- **WHAT YOU WILL DO**:
Find each line with the word "plain" and say how many there are, nothing else.

Excerpt from a dataset:

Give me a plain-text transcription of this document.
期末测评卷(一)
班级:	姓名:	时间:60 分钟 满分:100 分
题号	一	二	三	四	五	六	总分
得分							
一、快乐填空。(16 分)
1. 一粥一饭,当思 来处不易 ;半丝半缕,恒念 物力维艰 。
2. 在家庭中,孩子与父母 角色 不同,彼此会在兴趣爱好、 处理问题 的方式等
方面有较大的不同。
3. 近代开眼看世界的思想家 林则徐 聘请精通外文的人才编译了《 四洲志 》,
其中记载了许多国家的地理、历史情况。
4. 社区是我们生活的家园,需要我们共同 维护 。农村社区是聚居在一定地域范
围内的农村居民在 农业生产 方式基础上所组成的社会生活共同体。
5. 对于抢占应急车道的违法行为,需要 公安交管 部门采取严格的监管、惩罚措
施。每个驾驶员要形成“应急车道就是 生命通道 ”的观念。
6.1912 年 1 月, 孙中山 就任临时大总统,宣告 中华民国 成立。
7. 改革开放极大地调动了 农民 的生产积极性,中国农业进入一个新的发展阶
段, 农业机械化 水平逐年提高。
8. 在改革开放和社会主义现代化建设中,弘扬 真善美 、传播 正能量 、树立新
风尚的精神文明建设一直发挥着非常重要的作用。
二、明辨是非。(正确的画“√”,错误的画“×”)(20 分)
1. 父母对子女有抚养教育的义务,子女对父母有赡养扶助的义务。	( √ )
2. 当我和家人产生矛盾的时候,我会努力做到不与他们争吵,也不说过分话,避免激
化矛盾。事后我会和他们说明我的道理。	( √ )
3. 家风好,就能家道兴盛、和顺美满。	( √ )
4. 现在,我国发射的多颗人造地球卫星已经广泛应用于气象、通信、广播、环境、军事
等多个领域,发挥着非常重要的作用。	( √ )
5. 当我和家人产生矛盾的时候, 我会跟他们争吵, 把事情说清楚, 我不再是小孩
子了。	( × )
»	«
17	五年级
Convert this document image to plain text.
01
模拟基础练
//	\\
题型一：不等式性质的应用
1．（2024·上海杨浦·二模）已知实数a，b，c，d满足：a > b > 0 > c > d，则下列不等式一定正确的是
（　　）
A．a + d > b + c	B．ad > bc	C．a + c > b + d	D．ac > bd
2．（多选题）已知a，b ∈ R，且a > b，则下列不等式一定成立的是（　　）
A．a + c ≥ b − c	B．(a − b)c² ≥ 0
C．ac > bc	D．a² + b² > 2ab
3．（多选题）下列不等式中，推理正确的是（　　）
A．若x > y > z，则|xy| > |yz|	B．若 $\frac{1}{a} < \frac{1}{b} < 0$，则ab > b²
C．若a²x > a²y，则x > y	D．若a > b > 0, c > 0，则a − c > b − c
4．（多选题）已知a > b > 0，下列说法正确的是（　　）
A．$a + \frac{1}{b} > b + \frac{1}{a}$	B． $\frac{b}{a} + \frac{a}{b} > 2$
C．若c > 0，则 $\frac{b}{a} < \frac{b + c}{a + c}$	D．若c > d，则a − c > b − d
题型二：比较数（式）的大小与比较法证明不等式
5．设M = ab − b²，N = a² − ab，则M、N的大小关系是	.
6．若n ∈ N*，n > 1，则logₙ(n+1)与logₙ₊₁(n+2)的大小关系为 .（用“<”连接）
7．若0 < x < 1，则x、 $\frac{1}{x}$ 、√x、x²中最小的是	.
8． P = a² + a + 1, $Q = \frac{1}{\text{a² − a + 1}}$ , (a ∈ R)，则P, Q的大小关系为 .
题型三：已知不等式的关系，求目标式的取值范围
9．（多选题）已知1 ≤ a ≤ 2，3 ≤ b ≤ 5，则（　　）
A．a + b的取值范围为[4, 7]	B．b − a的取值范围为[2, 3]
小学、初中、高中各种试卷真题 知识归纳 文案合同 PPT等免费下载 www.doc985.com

- **SOLUTION FOR THIS EXERCISE**:
2